-- Raw records start --

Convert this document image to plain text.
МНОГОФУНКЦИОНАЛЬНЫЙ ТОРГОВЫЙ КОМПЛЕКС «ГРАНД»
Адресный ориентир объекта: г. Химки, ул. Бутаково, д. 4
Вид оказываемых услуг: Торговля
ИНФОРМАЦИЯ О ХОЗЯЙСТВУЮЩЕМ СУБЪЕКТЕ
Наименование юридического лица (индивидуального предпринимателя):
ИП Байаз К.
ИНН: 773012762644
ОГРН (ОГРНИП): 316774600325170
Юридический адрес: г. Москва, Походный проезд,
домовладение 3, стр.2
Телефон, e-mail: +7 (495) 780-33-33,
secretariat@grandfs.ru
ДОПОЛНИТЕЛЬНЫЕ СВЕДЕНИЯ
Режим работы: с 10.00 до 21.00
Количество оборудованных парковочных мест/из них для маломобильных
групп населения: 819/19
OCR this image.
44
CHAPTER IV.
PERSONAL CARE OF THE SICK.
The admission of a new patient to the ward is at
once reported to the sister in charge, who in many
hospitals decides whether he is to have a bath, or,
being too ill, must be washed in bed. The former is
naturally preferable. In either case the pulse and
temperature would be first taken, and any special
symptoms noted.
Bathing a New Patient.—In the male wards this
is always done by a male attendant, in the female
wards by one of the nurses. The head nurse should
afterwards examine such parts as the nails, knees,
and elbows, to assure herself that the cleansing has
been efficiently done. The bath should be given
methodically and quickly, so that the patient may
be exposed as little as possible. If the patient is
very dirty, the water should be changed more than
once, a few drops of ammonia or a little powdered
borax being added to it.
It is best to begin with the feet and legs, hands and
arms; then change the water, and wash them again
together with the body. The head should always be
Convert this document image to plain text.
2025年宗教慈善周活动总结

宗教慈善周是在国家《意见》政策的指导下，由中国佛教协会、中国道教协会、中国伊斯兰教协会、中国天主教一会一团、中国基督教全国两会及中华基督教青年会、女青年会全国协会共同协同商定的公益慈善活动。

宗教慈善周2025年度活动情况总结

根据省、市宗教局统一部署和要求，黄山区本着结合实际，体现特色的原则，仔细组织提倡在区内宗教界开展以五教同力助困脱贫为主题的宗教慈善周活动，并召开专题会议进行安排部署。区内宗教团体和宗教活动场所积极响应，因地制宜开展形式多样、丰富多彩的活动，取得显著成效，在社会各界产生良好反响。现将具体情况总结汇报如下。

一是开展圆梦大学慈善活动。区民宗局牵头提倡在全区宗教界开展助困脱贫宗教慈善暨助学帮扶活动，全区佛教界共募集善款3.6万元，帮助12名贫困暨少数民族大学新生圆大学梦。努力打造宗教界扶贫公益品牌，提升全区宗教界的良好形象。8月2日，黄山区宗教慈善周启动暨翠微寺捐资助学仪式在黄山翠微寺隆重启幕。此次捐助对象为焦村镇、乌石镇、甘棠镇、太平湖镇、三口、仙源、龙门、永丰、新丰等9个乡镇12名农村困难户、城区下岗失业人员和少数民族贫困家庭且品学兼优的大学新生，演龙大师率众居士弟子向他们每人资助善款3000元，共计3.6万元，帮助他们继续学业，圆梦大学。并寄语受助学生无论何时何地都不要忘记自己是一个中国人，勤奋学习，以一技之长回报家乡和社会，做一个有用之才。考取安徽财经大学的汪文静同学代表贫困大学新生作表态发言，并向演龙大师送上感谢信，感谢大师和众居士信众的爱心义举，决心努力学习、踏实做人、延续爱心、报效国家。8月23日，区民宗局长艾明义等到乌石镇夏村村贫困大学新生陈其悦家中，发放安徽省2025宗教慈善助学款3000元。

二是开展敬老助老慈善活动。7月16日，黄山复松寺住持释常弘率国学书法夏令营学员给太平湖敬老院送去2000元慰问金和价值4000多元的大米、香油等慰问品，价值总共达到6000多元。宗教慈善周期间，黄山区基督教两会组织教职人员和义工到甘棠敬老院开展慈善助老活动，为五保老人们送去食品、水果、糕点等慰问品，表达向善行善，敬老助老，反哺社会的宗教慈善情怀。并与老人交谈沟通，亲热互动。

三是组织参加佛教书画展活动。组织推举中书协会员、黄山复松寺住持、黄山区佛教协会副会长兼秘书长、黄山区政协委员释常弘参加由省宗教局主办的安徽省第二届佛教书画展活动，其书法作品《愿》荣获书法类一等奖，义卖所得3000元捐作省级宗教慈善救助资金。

-- Raw records end --

## [To be done]
Scan the records above for the string "should", then select every line that holds it.

## [Solution to this task]
wards by one of the nurses. The head nurse should
been efficiently done. The bath should be given
very dirty, the water should be changed more than
together with the body. The head should always be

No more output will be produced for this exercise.